** start Dataset content **

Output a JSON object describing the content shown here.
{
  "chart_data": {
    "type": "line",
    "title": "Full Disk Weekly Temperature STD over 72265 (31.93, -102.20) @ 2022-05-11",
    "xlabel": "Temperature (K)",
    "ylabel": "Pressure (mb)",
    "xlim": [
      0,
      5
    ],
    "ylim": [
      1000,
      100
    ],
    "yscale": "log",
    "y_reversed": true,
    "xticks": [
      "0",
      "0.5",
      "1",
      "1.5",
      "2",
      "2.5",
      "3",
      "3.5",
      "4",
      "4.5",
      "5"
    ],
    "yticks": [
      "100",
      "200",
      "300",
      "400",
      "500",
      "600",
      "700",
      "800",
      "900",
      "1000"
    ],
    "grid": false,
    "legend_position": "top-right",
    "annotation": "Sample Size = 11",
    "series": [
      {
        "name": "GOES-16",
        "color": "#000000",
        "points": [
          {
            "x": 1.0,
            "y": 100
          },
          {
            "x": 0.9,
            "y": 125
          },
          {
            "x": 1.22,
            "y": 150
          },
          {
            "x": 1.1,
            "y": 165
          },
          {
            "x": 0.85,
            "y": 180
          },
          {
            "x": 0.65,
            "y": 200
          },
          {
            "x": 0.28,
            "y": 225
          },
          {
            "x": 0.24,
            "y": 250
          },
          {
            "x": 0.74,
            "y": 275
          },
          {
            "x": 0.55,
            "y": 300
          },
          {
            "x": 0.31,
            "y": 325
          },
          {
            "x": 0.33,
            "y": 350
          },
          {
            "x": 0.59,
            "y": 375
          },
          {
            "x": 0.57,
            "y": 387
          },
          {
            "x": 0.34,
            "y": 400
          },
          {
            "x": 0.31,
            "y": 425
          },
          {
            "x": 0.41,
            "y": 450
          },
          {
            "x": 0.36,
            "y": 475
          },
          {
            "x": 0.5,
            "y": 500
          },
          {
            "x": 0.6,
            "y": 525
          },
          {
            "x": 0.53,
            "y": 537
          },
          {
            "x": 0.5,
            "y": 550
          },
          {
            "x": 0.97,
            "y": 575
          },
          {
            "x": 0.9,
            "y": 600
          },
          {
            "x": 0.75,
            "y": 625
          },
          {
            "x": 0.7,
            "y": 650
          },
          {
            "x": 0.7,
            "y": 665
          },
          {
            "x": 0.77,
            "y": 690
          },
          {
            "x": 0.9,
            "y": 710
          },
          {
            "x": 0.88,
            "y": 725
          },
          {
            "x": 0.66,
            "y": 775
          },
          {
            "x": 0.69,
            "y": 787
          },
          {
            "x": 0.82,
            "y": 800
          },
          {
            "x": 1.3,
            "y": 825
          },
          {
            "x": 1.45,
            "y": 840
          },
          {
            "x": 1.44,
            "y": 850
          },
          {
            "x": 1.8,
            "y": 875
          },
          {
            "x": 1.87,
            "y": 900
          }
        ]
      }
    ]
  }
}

** end Dataset content **

- [What to work on] Which lines contain "Temperature"? Copy each of them.

- [Completed task]
    "title": "Full Disk Weekly Temperature STD over 72265 (31.93, -102.20) @ 2022-05-11",
    "xlabel": "Temperature (K)",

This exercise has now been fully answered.